The Impotent Anthropologist
I remember very vividly the day that I stood in my thesis advisor's office discussing my future. She was very clear that there were two things that I could not avoid if had any intention of continuing a career in anthropology. The first, and perhaps the most frustrating, was a PhD. I say frustrating, because I had every intention of getting one until life stepped in and "got in the way." Now, like Howard Wolowitz on the show The Big Bang Theory, I am relegated to a lifetime of "justs" and "onlys," as in, "I just have my masters," or "I only have a masters degree."
The other thing my thesis advisor noted was that I needed a foreign language. The fact that I was going to an expensive private school and paying for the majority of it myself, I figured I would save a few pennies and skip that little optional "requirement." I do wish I could go back and make that decision over again because while anthropologists with "just" a masters degree DO find jobs, those jobs are often serving minority or marginalized communities which frequently do not speak English. Five years later I now realize what my thesis advisor was telling me. If I do not wish to continue on with a PhD, the best way I can make myself marketable is to know a foreign language. Oh how I wish I had listened to that little piece of advice. By ignoring it I robbed myself of the most relevant skill I could posses to culminate my aspirations (although I am currently working on fixing the issue).
Shortly after graduation I remember, also very clearly, reading an article about the utilization of anthropologists in many fortune 500 companies. The article discussed anthropologists' various contributions to things like advertisement, product usage in the hands of real people, analysis of workplace and co-worker dynamics and product development (think the infamous "green button" on the copy machine, brought to you courtesy of an anthropologist). The article clearly delineated anthropology as one of the hottest new degrees with the promise of a bright shiny future, even outside the hallowed halls of academia. Then the recession hit, the economy retracted and fanciful degrees like philosophy and anthropology were suddenly forced to compete against people in the job market with much more streamlined, clear-cut degree tracts.
In hindsight I might have done a lot of things differently before arriving at that point in my advisor's cramped, windowless, first-floor office. For one, I might have flown back in time to the moment when I was sitting on my bed in that crappy apartment I shared with a co-worker, post-undergrad, looking at pamphlets on graduate schools and puzzling through what I wanted to do with my life. I could go back to that moment and take a different path. Sitting there in front of me were about four schools worth of information on various Anthropology choices, and one lone pamphlet for the University of Denver's Library and Informational sciences department, I could have picked up the "safe choice" and made it.
In hindsight, becoming a librarian would have been much more conducive to my current lifestyle with children. The schedule, job opportunities and family-friendly flexibility might have made things easier but, I had such dreams and they demanded I follow them. In all honesty, I wouldn't have traded all my schooling in the social sciences for anything. I felt they gave me a greater understanding of myself and where I fit into the universe, and it was one of the main things that I enthusiastically embraced about the discipline.
^^^^
▶ _Set tasks_
1. Translate this sentence from the essay about a career in anthropology into Spanish: "Five years later I now realize what my thesis advisor was telling me."
2. Please transcribe part of the essay about a career in anthropology, beginning at the words "In hindsight I" and stopping after "and made it.".
^^^^
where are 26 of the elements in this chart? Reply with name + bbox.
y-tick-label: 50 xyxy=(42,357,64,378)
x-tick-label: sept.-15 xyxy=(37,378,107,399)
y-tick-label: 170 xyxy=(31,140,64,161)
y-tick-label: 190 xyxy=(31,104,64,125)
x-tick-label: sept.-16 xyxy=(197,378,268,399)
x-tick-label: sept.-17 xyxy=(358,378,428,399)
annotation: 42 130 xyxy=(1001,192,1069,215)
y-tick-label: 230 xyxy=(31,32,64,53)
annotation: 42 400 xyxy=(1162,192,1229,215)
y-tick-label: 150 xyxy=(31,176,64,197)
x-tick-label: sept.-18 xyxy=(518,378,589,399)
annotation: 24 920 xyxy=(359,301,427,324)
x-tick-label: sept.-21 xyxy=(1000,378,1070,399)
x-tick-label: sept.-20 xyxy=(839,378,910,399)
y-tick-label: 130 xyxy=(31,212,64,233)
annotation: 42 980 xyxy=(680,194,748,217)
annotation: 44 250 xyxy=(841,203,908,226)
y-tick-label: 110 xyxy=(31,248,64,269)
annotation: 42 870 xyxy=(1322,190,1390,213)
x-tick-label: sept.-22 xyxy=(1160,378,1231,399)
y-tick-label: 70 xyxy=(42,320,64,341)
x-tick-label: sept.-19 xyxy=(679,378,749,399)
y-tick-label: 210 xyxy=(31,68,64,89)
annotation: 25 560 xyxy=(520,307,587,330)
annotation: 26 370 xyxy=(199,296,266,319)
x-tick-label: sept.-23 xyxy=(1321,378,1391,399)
^^^^
▶ _Outputs in order_
1. Cinco años después, ahora me doy cuenta de lo que mi directora de tesis me estaba diciendo.

2.
In hindsight I might have done a lot of things differently before arriving at that point in my advisor's cramped, windowless, first-floor office. For one, I might have flown back in time to the moment when I was sitting on my bed in that crappy apartment I shared with a co-worker, post-undergrad, looking at pamphlets on graduate schools and puzzling through what I wanted to do with my life. I could go back to that moment and take a different path. Sitting there in front of me were about four schools worth of information on various Anthropology choices, and one lone pamphlet for the University of Denver's Library and Informational sciences department, I could have picked up the "safe choice" and made it.